CHALLENGE:
Keep only the lines of the data below that contain "color", and copy them.

── MATERIALS PROVIDED ──

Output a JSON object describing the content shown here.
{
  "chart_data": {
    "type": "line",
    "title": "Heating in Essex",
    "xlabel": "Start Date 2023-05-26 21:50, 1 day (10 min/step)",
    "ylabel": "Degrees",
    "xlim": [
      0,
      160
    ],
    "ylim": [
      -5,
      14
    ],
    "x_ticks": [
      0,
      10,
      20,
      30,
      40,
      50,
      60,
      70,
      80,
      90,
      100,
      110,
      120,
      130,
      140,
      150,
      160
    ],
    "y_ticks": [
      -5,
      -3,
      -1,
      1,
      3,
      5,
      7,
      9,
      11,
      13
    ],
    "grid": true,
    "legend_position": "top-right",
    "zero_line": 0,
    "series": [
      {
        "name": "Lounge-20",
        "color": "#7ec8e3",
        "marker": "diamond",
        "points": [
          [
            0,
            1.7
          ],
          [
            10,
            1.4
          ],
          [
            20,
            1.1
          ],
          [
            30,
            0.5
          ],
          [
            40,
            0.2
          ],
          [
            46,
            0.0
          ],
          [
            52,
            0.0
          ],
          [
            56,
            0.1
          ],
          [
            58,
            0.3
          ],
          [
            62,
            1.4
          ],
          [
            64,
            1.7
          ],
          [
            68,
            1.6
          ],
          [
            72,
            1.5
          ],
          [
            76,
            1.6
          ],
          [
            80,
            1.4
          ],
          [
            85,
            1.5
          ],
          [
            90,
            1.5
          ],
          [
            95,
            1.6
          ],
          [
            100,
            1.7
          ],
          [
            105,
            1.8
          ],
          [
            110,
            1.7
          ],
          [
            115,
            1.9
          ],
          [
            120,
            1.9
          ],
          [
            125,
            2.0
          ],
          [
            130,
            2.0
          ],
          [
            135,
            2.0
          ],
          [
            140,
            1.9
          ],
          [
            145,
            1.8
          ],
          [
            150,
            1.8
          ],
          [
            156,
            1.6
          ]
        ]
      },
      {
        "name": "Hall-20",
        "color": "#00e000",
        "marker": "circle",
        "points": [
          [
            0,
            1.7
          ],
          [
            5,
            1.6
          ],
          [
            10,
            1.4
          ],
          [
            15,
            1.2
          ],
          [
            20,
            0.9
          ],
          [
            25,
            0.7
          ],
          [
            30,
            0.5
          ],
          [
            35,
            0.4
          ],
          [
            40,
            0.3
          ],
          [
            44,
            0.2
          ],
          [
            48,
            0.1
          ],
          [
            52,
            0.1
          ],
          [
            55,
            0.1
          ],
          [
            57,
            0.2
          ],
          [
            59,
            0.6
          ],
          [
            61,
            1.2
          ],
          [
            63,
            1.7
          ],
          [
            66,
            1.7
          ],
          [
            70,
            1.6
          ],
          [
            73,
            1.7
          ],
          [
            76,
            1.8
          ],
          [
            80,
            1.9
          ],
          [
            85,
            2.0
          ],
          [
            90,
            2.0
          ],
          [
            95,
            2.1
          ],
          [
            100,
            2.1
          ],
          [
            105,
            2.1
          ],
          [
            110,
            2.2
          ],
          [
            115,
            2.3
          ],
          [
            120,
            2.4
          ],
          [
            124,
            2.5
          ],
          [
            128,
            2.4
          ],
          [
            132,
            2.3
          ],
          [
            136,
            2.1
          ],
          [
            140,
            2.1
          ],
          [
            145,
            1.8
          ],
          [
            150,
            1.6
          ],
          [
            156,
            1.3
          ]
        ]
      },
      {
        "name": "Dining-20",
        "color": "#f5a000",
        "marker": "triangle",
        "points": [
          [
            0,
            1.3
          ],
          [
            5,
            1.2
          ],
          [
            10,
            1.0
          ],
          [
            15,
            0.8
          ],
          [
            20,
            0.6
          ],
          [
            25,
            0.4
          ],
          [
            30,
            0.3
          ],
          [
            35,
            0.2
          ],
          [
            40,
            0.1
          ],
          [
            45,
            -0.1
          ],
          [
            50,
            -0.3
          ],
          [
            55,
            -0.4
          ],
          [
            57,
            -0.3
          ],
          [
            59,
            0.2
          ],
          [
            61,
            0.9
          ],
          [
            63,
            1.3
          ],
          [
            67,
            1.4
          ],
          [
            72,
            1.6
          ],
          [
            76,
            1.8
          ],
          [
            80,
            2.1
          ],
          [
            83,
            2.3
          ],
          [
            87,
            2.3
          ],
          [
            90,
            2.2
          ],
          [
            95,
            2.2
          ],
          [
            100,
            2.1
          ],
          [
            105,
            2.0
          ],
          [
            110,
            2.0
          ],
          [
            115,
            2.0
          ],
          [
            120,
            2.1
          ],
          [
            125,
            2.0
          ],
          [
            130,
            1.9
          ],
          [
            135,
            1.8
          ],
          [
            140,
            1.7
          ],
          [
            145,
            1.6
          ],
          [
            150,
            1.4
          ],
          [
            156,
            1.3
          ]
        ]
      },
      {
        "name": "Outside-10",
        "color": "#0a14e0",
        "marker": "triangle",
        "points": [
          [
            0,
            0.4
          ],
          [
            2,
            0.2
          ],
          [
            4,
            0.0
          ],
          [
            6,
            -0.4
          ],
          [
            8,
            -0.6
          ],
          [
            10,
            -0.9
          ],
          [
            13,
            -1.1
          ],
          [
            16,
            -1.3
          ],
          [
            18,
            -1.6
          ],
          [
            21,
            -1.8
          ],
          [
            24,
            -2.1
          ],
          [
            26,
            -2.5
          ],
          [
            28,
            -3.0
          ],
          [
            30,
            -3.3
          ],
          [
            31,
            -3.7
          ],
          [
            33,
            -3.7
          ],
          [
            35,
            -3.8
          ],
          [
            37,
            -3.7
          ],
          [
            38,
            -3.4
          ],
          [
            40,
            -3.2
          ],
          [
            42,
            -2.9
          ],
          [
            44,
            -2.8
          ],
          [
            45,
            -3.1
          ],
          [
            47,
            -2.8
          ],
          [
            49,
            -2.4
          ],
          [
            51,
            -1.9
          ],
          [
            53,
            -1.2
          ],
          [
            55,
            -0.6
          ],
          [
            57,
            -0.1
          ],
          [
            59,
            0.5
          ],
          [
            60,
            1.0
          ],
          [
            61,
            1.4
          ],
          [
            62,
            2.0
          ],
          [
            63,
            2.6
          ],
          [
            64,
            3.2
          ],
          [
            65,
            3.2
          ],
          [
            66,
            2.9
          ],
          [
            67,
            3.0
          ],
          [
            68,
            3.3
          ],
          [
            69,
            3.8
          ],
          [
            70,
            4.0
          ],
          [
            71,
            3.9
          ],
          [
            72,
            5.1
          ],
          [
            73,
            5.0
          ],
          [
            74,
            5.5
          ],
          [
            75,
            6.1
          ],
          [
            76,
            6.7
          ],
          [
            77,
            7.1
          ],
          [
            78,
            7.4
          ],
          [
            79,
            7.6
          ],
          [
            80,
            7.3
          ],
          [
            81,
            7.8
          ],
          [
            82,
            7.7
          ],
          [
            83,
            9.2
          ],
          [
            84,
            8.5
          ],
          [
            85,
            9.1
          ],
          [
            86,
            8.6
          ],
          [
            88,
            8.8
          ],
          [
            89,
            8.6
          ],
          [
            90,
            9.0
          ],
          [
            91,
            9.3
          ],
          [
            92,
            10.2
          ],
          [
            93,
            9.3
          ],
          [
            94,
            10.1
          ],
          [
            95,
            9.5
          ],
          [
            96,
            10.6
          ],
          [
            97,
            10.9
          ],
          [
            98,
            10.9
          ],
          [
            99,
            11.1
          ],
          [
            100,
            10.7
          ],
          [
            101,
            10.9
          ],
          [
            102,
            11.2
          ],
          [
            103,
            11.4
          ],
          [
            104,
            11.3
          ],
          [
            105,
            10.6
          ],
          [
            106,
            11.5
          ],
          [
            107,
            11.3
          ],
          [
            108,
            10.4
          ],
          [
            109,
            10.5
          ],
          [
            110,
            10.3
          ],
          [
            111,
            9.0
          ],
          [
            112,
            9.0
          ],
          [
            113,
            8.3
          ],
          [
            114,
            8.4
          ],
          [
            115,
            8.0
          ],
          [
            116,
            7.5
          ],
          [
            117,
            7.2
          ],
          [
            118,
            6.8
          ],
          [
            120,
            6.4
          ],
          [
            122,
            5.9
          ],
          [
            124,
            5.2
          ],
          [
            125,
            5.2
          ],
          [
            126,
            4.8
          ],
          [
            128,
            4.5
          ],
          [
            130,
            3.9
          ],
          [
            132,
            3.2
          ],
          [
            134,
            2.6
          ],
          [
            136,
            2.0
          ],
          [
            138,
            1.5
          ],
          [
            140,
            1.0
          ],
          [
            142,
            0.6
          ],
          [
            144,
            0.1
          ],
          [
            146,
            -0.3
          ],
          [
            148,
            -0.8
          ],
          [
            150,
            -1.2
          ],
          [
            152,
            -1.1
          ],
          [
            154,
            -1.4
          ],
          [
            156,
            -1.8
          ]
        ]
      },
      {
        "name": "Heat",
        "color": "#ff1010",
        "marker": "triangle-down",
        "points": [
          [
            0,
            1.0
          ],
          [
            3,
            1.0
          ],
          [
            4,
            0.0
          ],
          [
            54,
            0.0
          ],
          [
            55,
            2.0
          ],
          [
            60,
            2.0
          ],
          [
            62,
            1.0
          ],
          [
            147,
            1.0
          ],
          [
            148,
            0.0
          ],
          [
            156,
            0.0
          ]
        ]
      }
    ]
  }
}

───

WRITTEN RESPONSE:
        "color": "#7ec8e3",
        "color": "#00e000",
        "color": "#f5a000",
        "color": "#0a14e0",
        "color": "#ff1010",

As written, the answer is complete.